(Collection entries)
## begin
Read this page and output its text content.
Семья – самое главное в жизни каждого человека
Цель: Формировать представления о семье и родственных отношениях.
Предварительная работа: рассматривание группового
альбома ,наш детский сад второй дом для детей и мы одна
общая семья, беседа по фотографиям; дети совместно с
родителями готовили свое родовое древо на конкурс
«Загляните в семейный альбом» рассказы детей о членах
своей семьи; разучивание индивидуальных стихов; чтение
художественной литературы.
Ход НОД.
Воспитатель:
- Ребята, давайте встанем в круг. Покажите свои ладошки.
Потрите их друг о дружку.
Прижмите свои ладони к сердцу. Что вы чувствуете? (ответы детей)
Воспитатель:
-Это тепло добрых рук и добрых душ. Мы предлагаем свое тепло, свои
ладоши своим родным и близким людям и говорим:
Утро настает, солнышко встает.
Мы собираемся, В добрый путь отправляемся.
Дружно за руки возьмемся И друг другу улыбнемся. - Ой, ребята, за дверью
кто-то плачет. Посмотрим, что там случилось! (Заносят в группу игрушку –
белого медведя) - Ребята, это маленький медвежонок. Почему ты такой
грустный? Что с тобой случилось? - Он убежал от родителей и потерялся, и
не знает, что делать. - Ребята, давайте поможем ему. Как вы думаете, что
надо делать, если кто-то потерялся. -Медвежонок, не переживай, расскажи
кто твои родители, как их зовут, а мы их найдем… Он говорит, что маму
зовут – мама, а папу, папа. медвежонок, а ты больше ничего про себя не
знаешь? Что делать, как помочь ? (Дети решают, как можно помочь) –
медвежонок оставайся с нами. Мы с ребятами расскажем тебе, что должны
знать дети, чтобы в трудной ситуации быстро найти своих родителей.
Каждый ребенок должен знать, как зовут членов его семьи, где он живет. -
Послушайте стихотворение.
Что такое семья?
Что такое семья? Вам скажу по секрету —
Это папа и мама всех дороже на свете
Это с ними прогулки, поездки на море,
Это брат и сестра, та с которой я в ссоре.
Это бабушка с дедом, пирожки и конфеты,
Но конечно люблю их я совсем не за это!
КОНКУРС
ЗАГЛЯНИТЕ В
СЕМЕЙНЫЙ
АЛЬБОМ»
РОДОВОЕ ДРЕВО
## end
> Exercise objective
From the data above, copy each line where the string "такое" appears.

> Answer to the problem
Что такое семья?
Что такое семья? Вам скажу по секрету —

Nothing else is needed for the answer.